TASK DIRECTIONS —
Render the records as a Markdown table from their first line through the line holding "bar-2016 (390, 130, 425, 326)", both ends included. Use the columns Row and Line, number each row, and skip any blank lines.

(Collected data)
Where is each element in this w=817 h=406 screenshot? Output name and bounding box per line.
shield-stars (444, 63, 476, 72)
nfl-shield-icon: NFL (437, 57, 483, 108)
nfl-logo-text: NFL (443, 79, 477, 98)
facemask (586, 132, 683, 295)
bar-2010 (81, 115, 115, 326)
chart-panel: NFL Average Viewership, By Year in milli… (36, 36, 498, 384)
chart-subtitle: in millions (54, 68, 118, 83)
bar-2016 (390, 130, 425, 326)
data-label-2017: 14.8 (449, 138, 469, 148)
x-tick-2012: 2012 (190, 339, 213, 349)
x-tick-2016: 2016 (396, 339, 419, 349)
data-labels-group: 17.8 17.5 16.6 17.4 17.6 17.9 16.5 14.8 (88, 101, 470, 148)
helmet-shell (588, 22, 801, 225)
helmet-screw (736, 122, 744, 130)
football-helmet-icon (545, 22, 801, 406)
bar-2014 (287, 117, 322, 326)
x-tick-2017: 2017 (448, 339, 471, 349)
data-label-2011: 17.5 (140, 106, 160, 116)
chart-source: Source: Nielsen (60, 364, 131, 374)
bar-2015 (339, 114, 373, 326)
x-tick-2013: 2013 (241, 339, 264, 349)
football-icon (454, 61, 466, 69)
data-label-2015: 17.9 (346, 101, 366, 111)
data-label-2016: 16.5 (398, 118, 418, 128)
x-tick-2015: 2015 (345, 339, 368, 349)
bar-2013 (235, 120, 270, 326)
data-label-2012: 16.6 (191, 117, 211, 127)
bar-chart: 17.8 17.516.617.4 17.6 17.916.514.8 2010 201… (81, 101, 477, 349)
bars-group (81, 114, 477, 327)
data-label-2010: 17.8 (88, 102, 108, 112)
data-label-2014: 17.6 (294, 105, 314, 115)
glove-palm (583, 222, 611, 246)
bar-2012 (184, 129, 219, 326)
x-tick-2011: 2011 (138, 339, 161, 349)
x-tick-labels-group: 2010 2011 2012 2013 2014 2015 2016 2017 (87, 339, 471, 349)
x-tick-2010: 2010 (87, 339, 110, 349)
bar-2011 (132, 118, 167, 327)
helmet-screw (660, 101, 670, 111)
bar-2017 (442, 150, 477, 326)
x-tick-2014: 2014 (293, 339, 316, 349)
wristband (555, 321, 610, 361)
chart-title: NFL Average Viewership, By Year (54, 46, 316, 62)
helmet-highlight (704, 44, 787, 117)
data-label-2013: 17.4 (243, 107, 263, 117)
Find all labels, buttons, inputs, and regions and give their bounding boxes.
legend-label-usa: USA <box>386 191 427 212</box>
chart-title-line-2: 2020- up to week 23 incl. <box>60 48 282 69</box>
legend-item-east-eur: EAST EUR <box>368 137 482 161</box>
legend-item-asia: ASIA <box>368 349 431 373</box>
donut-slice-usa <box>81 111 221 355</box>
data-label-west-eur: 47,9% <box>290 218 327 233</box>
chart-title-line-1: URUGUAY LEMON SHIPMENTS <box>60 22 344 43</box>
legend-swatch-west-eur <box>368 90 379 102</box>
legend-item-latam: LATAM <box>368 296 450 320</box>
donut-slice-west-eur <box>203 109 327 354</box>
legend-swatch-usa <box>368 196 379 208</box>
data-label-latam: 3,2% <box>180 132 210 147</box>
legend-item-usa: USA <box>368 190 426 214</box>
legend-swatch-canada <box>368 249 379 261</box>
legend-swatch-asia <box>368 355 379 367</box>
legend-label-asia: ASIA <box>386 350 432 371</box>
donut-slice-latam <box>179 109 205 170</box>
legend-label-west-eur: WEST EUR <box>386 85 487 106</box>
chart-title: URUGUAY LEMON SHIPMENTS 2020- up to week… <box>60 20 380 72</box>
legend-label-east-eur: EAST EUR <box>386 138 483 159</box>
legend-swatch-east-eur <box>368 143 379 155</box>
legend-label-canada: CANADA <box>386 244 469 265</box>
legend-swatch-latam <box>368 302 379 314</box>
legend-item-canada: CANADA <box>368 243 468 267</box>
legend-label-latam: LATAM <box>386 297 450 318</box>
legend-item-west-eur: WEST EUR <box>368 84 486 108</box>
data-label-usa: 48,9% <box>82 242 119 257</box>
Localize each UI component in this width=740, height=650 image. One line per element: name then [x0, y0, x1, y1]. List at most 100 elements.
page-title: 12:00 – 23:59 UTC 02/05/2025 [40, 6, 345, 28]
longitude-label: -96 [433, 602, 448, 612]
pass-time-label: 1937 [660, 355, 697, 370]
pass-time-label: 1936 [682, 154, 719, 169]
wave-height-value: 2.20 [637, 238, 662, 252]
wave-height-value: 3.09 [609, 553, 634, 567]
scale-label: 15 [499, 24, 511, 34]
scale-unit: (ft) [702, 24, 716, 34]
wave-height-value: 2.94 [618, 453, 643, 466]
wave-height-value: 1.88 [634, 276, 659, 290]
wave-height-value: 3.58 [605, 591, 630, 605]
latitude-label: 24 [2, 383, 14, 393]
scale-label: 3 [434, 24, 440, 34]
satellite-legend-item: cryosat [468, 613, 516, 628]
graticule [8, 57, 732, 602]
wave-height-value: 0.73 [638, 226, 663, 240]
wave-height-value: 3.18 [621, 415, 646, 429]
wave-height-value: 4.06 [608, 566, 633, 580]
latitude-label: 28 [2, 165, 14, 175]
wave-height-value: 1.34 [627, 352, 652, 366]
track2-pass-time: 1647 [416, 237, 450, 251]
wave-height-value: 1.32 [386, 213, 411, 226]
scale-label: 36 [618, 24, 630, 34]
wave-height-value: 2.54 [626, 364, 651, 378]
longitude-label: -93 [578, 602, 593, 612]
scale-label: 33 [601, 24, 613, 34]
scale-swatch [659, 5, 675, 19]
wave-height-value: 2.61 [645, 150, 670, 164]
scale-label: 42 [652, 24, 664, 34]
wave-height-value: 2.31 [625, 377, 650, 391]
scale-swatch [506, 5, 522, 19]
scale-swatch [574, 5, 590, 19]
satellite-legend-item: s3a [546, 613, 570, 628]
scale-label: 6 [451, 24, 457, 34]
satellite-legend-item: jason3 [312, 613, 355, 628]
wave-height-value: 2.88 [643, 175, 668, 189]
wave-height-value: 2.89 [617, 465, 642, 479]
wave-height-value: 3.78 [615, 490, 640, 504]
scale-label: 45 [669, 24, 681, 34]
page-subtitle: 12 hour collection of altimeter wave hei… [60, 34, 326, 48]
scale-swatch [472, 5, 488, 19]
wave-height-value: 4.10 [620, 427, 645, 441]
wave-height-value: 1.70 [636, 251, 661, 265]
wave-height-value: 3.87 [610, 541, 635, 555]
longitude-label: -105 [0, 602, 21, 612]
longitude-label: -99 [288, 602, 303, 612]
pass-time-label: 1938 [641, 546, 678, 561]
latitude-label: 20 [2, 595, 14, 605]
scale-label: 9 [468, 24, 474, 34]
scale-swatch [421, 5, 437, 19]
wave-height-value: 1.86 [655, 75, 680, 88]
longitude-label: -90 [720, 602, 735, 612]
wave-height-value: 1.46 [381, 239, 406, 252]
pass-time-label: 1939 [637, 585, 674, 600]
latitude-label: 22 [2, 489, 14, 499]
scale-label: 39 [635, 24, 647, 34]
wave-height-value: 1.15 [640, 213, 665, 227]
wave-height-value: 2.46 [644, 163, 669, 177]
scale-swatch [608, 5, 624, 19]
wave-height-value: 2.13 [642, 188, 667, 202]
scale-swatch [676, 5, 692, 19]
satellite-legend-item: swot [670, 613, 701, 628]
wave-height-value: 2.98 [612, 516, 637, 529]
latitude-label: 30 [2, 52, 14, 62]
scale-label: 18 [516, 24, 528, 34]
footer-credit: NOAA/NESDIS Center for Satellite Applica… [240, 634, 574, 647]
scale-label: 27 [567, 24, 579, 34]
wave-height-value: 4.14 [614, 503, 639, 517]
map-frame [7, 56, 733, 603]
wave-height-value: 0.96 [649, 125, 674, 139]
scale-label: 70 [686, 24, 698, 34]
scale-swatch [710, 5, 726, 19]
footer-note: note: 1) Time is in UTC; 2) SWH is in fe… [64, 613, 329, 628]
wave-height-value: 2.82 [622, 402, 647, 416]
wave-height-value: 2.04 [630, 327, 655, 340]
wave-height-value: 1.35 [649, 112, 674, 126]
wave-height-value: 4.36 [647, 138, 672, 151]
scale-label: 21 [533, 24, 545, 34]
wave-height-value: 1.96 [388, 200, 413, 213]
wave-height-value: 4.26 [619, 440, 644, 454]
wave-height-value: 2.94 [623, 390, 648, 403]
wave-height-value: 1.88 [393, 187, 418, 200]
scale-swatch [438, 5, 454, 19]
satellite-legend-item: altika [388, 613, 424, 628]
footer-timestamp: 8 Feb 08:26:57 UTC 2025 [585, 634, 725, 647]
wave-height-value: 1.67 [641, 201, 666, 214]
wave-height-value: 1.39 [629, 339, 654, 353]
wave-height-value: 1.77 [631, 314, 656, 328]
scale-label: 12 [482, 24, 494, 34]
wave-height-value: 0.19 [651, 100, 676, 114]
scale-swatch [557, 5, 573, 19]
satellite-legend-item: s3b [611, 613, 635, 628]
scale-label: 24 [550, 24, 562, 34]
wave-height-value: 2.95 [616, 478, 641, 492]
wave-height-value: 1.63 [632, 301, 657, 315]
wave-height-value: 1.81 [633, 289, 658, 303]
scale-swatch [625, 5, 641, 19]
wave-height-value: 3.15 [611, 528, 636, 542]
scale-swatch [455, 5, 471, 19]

RESPONSE BELOW —
| Row | Line |
|---|---|
| 1 | Where is each element in this w=817 h=406 screenshot? Output name and bounding box per line. |
| 2 | shield-stars (444, 63, 476, 72) |
| 3 | nfl-shield-icon: NFL (437, 57, 483, 108) |
| 4 | nfl-logo-text: NFL (443, 79, 477, 98) |
| 5 | facemask (586, 132, 683, 295) |
| 6 | bar-2010 (81, 115, 115, 326) |
| 7 | chart-panel: NFL Average Viewership, By Year in milli… (36, 36, 498, 384) |
| 8 | chart-subtitle: in millions (54, 68, 118, 83) |
| 9 | bar-2016 (390, 130, 425, 326) |